• Exercise: Transcribe the listing below word for word.

• Given data:
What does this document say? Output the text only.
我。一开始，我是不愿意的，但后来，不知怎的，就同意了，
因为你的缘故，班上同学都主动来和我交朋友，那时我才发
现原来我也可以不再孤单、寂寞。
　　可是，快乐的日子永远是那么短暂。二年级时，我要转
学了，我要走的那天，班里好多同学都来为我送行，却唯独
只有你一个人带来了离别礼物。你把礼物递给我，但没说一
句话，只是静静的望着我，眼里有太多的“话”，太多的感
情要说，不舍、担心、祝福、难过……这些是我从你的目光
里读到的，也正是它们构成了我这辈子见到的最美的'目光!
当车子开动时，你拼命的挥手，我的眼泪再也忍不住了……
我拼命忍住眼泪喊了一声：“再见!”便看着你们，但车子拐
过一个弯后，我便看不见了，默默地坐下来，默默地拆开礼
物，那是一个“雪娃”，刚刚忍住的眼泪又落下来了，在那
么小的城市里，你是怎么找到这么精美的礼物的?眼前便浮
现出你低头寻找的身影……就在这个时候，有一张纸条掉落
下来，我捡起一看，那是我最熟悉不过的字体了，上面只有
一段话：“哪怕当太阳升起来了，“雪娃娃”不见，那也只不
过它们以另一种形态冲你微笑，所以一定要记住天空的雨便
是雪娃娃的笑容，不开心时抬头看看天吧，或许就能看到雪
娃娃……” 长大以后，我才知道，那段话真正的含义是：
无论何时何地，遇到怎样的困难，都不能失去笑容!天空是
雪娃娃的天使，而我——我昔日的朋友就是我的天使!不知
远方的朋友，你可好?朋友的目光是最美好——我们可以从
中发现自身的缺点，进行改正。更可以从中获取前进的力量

• Result:
What does this document say? Output the text only.
我。一开始，我是不愿意的，但后来，不知怎的，就同意了，
因为你的缘故，班上同学都主动来和我交朋友，那时我才发
现原来我也可以不再孤单、寂寞。
　　可是，快乐的日子永远是那么短暂。二年级时，我要转
学了，我要走的那天，班里好多同学都来为我送行，却唯独
只有你一个人带来了离别礼物。你把礼物递给我，但没说一
句话，只是静静的望着我，眼里有太多的“话”，太多的感
情要说，不舍、担心、祝福、难过……这些是我从你的目光
里读到的，也正是它们构成了我这辈子见到的最美的'目光!
当车子开动时，你拼命的挥手，我的眼泪再也忍不住了……
我拼命忍住眼泪喊了一声：“再见!”便看着你们，但车子拐
过一个弯后，我便看不见了，默默地坐下来，默默地拆开礼
物，那是一个“雪娃”，刚刚忍住的眼泪又落下来了，在那
么小的城市里，你是怎么找到这么精美的礼物的?眼前便浮
现出你低头寻找的身影……就在这个时候，有一张纸条掉落
下来，我捡起一看，那是我最熟悉不过的字体了，上面只有
一段话：“哪怕当太阳升起来了，“雪娃娃”不见，那也只不
过它们以另一种形态冲你微笑，所以一定要记住天空的雨便
是雪娃娃的笑容，不开心时抬头看看天吧，或许就能看到雪
娃娃……” 长大以后，我才知道，那段话真正的含义是：
无论何时何地，遇到怎样的困难，都不能失去笑容!天空是
雪娃娃的天使，而我——我昔日的朋友就是我的天使!不知
远方的朋友，你可好?朋友的目光是最美好——我们可以从
中发现自身的缺点，进行改正。更可以从中获取前进的力量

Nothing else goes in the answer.